= YOUR INSTRUCTIONS =
Produce an exact transcription of the listing below, omitting the pictures.

= ENTRIES SHOWN =
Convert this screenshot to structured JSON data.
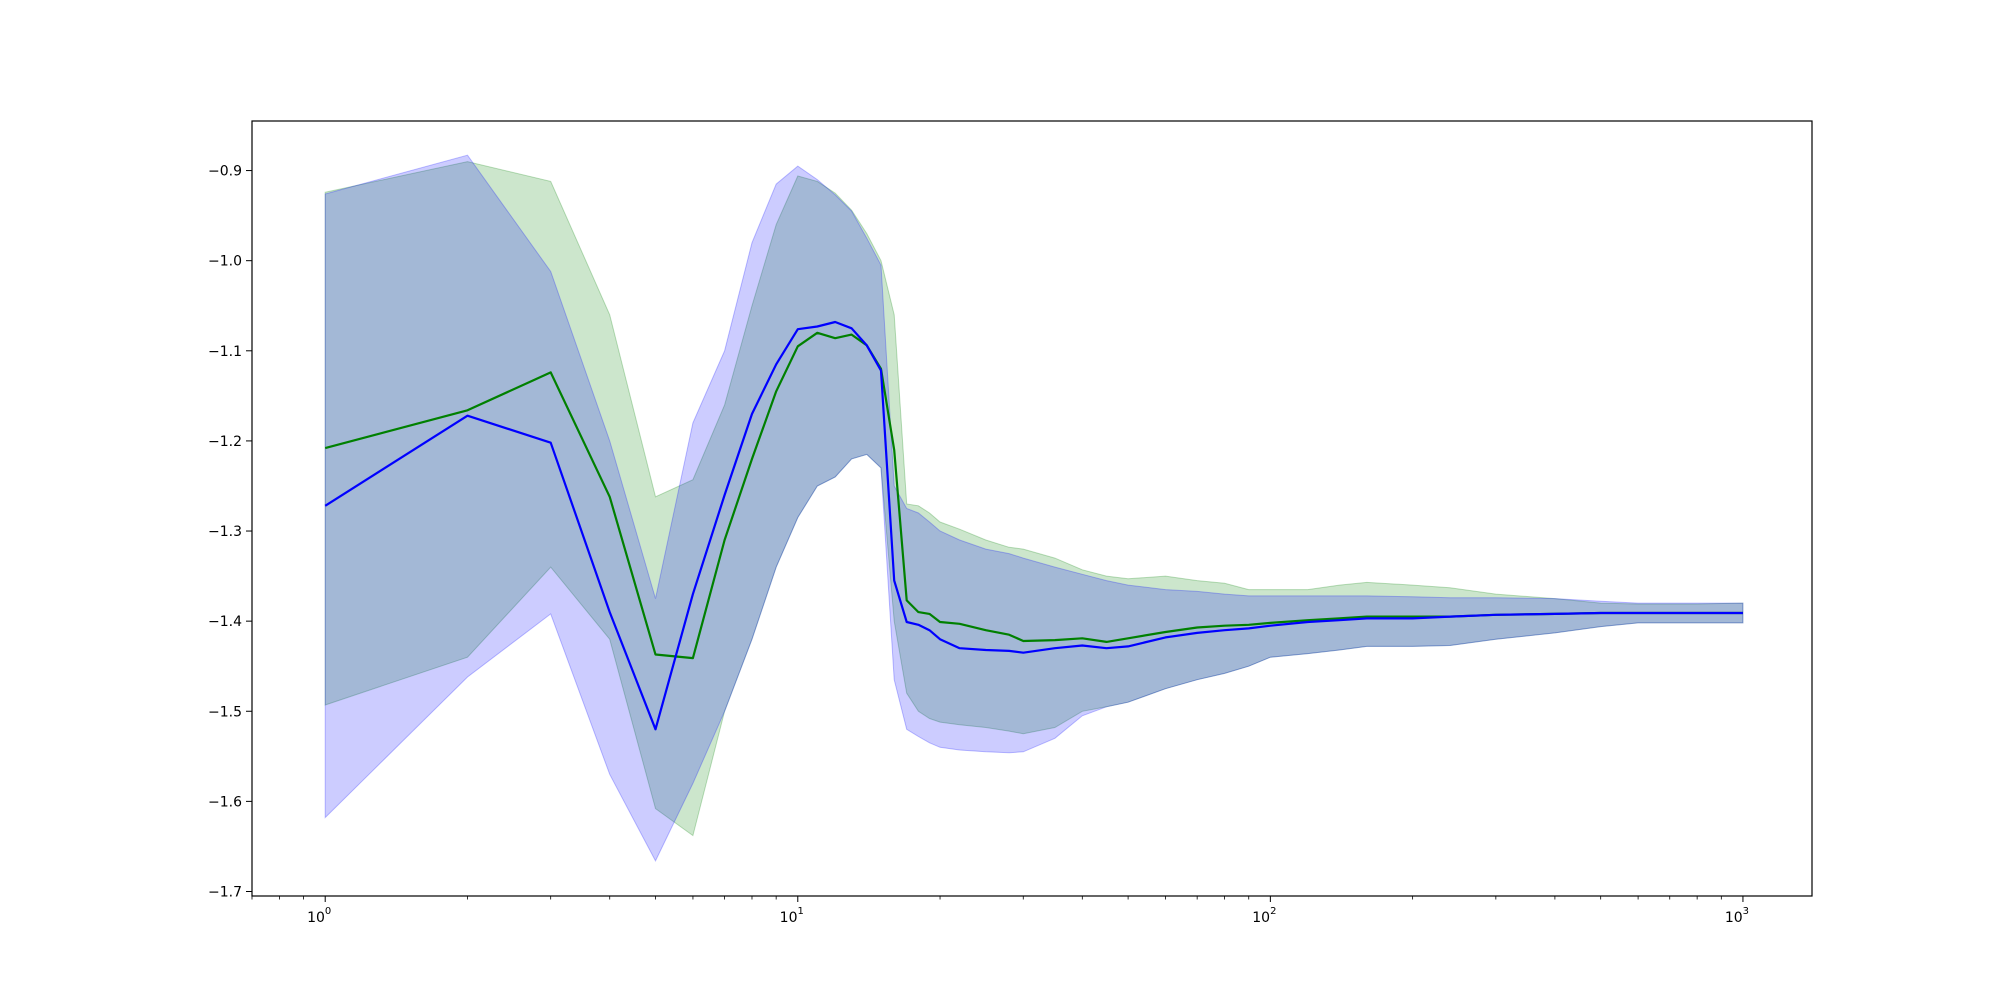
{
  "chart_data": {
    "type": "line",
    "title": "",
    "xlabel": "",
    "ylabel": "",
    "x_scale": "log",
    "xlim": [
      0.7,
      1400
    ],
    "ylim": [
      -1.705,
      -0.845
    ],
    "grid": false,
    "legend": "none",
    "x_ticks": [
      {
        "value": 1,
        "base": "10",
        "exp": "0"
      },
      {
        "value": 10,
        "base": "10",
        "exp": "1"
      },
      {
        "value": 100,
        "base": "10",
        "exp": "2"
      },
      {
        "value": 1000,
        "base": "10",
        "exp": "3"
      }
    ],
    "y_ticks": [
      {
        "value": -0.9,
        "label": "−0.9"
      },
      {
        "value": -1.0,
        "label": "−1.0"
      },
      {
        "value": -1.1,
        "label": "−1.1"
      },
      {
        "value": -1.2,
        "label": "−1.2"
      },
      {
        "value": -1.3,
        "label": "−1.3"
      },
      {
        "value": -1.4,
        "label": "−1.4"
      },
      {
        "value": -1.5,
        "label": "−1.5"
      },
      {
        "value": -1.6,
        "label": "−1.6"
      },
      {
        "value": -1.7,
        "label": "−1.7"
      }
    ],
    "series": [
      {
        "color": "#008000",
        "band_color": "#008000",
        "band_opacity": 0.2,
        "x": [
          1,
          2,
          3,
          4,
          5,
          6,
          7,
          8,
          9,
          10,
          11,
          12,
          13,
          14,
          15,
          16,
          17,
          18,
          19,
          20,
          22,
          25,
          28,
          30,
          35,
          40,
          45,
          50,
          60,
          70,
          80,
          90,
          100,
          120,
          140,
          160,
          200,
          240,
          300,
          400,
          500,
          600,
          700,
          800,
          1000
        ],
        "y": [
          -1.208,
          -1.166,
          -1.124,
          -1.262,
          -1.437,
          -1.441,
          -1.31,
          -1.22,
          -1.145,
          -1.095,
          -1.08,
          -1.086,
          -1.082,
          -1.094,
          -1.12,
          -1.21,
          -1.377,
          -1.39,
          -1.392,
          -1.401,
          -1.403,
          -1.41,
          -1.415,
          -1.422,
          -1.421,
          -1.419,
          -1.423,
          -1.419,
          -1.412,
          -1.407,
          -1.405,
          -1.404,
          -1.402,
          -1.399,
          -1.397,
          -1.395,
          -1.395,
          -1.395,
          -1.393,
          -1.392,
          -1.391,
          -1.391,
          -1.391,
          -1.391,
          -1.391
        ],
        "upper": [
          -0.924,
          -0.89,
          -0.912,
          -1.06,
          -1.262,
          -1.243,
          -1.16,
          -1.05,
          -0.96,
          -0.906,
          -0.912,
          -0.925,
          -0.944,
          -0.97,
          -1.0,
          -1.06,
          -1.27,
          -1.272,
          -1.28,
          -1.29,
          -1.298,
          -1.31,
          -1.318,
          -1.32,
          -1.33,
          -1.343,
          -1.35,
          -1.353,
          -1.35,
          -1.355,
          -1.358,
          -1.365,
          -1.365,
          -1.365,
          -1.36,
          -1.357,
          -1.36,
          -1.363,
          -1.37,
          -1.375,
          -1.38,
          -1.381,
          -1.381,
          -1.381,
          -1.38
        ],
        "lower": [
          -1.493,
          -1.44,
          -1.34,
          -1.42,
          -1.608,
          -1.638,
          -1.5,
          -1.42,
          -1.34,
          -1.285,
          -1.25,
          -1.24,
          -1.22,
          -1.215,
          -1.23,
          -1.4,
          -1.48,
          -1.5,
          -1.508,
          -1.512,
          -1.515,
          -1.518,
          -1.522,
          -1.525,
          -1.518,
          -1.5,
          -1.495,
          -1.49,
          -1.475,
          -1.465,
          -1.458,
          -1.45,
          -1.44,
          -1.436,
          -1.432,
          -1.428,
          -1.428,
          -1.427,
          -1.42,
          -1.413,
          -1.406,
          -1.402,
          -1.402,
          -1.402,
          -1.402
        ]
      },
      {
        "color": "#0000ff",
        "band_color": "#0000ff",
        "band_opacity": 0.2,
        "x": [
          1,
          2,
          3,
          4,
          5,
          6,
          7,
          8,
          9,
          10,
          11,
          12,
          13,
          14,
          15,
          16,
          17,
          18,
          19,
          20,
          22,
          25,
          28,
          30,
          35,
          40,
          45,
          50,
          60,
          70,
          80,
          90,
          100,
          120,
          140,
          160,
          200,
          240,
          300,
          400,
          500,
          600,
          700,
          800,
          1000
        ],
        "y": [
          -1.272,
          -1.172,
          -1.202,
          -1.39,
          -1.52,
          -1.37,
          -1.26,
          -1.17,
          -1.115,
          -1.076,
          -1.073,
          -1.068,
          -1.075,
          -1.094,
          -1.122,
          -1.355,
          -1.401,
          -1.404,
          -1.41,
          -1.42,
          -1.43,
          -1.432,
          -1.433,
          -1.435,
          -1.43,
          -1.427,
          -1.43,
          -1.428,
          -1.418,
          -1.413,
          -1.41,
          -1.408,
          -1.405,
          -1.401,
          -1.399,
          -1.397,
          -1.397,
          -1.395,
          -1.393,
          -1.392,
          -1.391,
          -1.391,
          -1.391,
          -1.391,
          -1.391
        ],
        "upper": [
          -0.926,
          -0.883,
          -1.012,
          -1.2,
          -1.375,
          -1.18,
          -1.1,
          -0.98,
          -0.915,
          -0.895,
          -0.91,
          -0.927,
          -0.945,
          -0.975,
          -1.005,
          -1.25,
          -1.275,
          -1.28,
          -1.29,
          -1.3,
          -1.31,
          -1.32,
          -1.325,
          -1.33,
          -1.34,
          -1.348,
          -1.355,
          -1.36,
          -1.365,
          -1.367,
          -1.37,
          -1.372,
          -1.372,
          -1.372,
          -1.372,
          -1.372,
          -1.373,
          -1.374,
          -1.374,
          -1.375,
          -1.378,
          -1.38,
          -1.38,
          -1.38,
          -1.38
        ],
        "lower": [
          -1.618,
          -1.462,
          -1.392,
          -1.57,
          -1.666,
          -1.58,
          -1.5,
          -1.42,
          -1.34,
          -1.285,
          -1.25,
          -1.24,
          -1.22,
          -1.215,
          -1.23,
          -1.465,
          -1.52,
          -1.528,
          -1.535,
          -1.54,
          -1.543,
          -1.545,
          -1.546,
          -1.545,
          -1.53,
          -1.505,
          -1.495,
          -1.49,
          -1.475,
          -1.465,
          -1.458,
          -1.45,
          -1.44,
          -1.436,
          -1.432,
          -1.428,
          -1.428,
          -1.427,
          -1.42,
          -1.413,
          -1.406,
          -1.402,
          -1.402,
          -1.402,
          -1.402
        ]
      }
    ]
  }
}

= CORRECT RESULT =
Convert this screenshot to structured JSON data.
{
  "chart_data": {
    "type": "line",
    "title": "",
    "xlabel": "",
    "ylabel": "",
    "x_scale": "log",
    "xlim": [
      0.7,
      1400
    ],
    "ylim": [
      -1.705,
      -0.845
    ],
    "grid": false,
    "legend": "none",
    "x_ticks": [
      {
        "value": 1,
        "base": "10",
        "exp": "0"
      },
      {
        "value": 10,
        "base": "10",
        "exp": "1"
      },
      {
        "value": 100,
        "base": "10",
        "exp": "2"
      },
      {
        "value": 1000,
        "base": "10",
        "exp": "3"
      }
    ],
    "y_ticks": [
      {
        "value": -0.9,
        "label": "−0.9"
      },
      {
        "value": -1.0,
        "label": "−1.0"
      },
      {
        "value": -1.1,
        "label": "−1.1"
      },
      {
        "value": -1.2,
        "label": "−1.2"
      },
      {
        "value": -1.3,
        "label": "−1.3"
      },
      {
        "value": -1.4,
        "label": "−1.4"
      },
      {
        "value": -1.5,
        "label": "−1.5"
      },
      {
        "value": -1.6,
        "label": "−1.6"
      },
      {
        "value": -1.7,
        "label": "−1.7"
      }
    ],
    "series": [
      {
        "color": "#008000",
        "band_color": "#008000",
        "band_opacity": 0.2,
        "x": [
          1,
          2,
          3,
          4,
          5,
          6,
          7,
          8,
          9,
          10,
          11,
          12,
          13,
          14,
          15,
          16,
          17,
          18,
          19,
          20,
          22,
          25,
          28,
          30,
          35,
          40,
          45,
          50,
          60,
          70,
          80,
          90,
          100,
          120,
          140,
          160,
          200,
          240,
          300,
          400,
          500,
          600,
          700,
          800,
          1000
        ],
        "y": [
          -1.208,
          -1.166,
          -1.124,
          -1.262,
          -1.437,
          -1.441,
          -1.31,
          -1.22,
          -1.145,
          -1.095,
          -1.08,
          -1.086,
          -1.082,
          -1.094,
          -1.12,
          -1.21,
          -1.377,
          -1.39,
          -1.392,
          -1.401,
          -1.403,
          -1.41,
          -1.415,
          -1.422,
          -1.421,
          -1.419,
          -1.423,
          -1.419,
          -1.412,
          -1.407,
          -1.405,
          -1.404,
          -1.402,
          -1.399,
          -1.397,
          -1.395,
          -1.395,
          -1.395,
          -1.393,
          -1.392,
          -1.391,
          -1.391,
          -1.391,
          -1.391,
          -1.391
        ],
        "upper": [
          -0.924,
          -0.89,
          -0.912,
          -1.06,
          -1.262,
          -1.243,
          -1.16,
          -1.05,
          -0.96,
          -0.906,
          -0.912,
          -0.925,
          -0.944,
          -0.97,
          -1.0,
          -1.06,
          -1.27,
          -1.272,
          -1.28,
          -1.29,
          -1.298,
          -1.31,
          -1.318,
          -1.32,
          -1.33,
          -1.343,
          -1.35,
          -1.353,
          -1.35,
          -1.355,
          -1.358,
          -1.365,
          -1.365,
          -1.365,
          -1.36,
          -1.357,
          -1.36,
          -1.363,
          -1.37,
          -1.375,
          -1.38,
          -1.381,
          -1.381,
          -1.381,
          -1.38
        ],
        "lower": [
          -1.493,
          -1.44,
          -1.34,
          -1.42,
          -1.608,
          -1.638,
          -1.5,
          -1.42,
          -1.34,
          -1.285,
          -1.25,
          -1.24,
          -1.22,
          -1.215,
          -1.23,
          -1.4,
          -1.48,
          -1.5,
          -1.508,
          -1.512,
          -1.515,
          -1.518,
          -1.522,
          -1.525,
          -1.518,
          -1.5,
          -1.495,
          -1.49,
          -1.475,
          -1.465,
          -1.458,
          -1.45,
          -1.44,
          -1.436,
          -1.432,
          -1.428,
          -1.428,
          -1.427,
          -1.42,
          -1.413,
          -1.406,
          -1.402,
          -1.402,
          -1.402,
          -1.402
        ]
      },
      {
        "color": "#0000ff",
        "band_color": "#0000ff",
        "band_opacity": 0.2,
        "x": [
          1,
          2,
          3,
          4,
          5,
          6,
          7,
          8,
          9,
          10,
          11,
          12,
          13,
          14,
          15,
          16,
          17,
          18,
          19,
          20,
          22,
          25,
          28,
          30,
          35,
          40,
          45,
          50,
          60,
          70,
          80,
          90,
          100,
          120,
          140,
          160,
          200,
          240,
          300,
          400,
          500,
          600,
          700,
          800,
          1000
        ],
        "y": [
          -1.272,
          -1.172,
          -1.202,
          -1.39,
          -1.52,
          -1.37,
          -1.26,
          -1.17,
          -1.115,
          -1.076,
          -1.073,
          -1.068,
          -1.075,
          -1.094,
          -1.122,
          -1.355,
          -1.401,
          -1.404,
          -1.41,
          -1.42,
          -1.43,
          -1.432,
          -1.433,
          -1.435,
          -1.43,
          -1.427,
          -1.43,
          -1.428,
          -1.418,
          -1.413,
          -1.41,
          -1.408,
          -1.405,
          -1.401,
          -1.399,
          -1.397,
          -1.397,
          -1.395,
          -1.393,
          -1.392,
          -1.391,
          -1.391,
          -1.391,
          -1.391,
          -1.391
        ],
        "upper": [
          -0.926,
          -0.883,
          -1.012,
          -1.2,
          -1.375,
          -1.18,
          -1.1,
          -0.98,
          -0.915,
          -0.895,
          -0.91,
          -0.927,
          -0.945,
          -0.975,
          -1.005,
          -1.25,
          -1.275,
          -1.28,
          -1.29,
          -1.3,
          -1.31,
          -1.32,
          -1.325,
          -1.33,
          -1.34,
          -1.348,
          -1.355,
          -1.36,
          -1.365,
          -1.367,
          -1.37,
          -1.372,
          -1.372,
          -1.372,
          -1.372,
          -1.372,
          -1.373,
          -1.374,
          -1.374,
          -1.375,
          -1.378,
          -1.38,
          -1.38,
          -1.38,
          -1.38
        ],
        "lower": [
          -1.618,
          -1.462,
          -1.392,
          -1.57,
          -1.666,
          -1.58,
          -1.5,
          -1.42,
          -1.34,
          -1.285,
          -1.25,
          -1.24,
          -1.22,
          -1.215,
          -1.23,
          -1.465,
          -1.52,
          -1.528,
          -1.535,
          -1.54,
          -1.543,
          -1.545,
          -1.546,
          -1.545,
          -1.53,
          -1.505,
          -1.495,
          -1.49,
          -1.475,
          -1.465,
          -1.458,
          -1.45,
          -1.44,
          -1.436,
          -1.432,
          -1.428,
          -1.428,
          -1.427,
          -1.42,
          -1.413,
          -1.406,
          -1.402,
          -1.402,
          -1.402,
          -1.402
        ]
      }
    ]
  }
}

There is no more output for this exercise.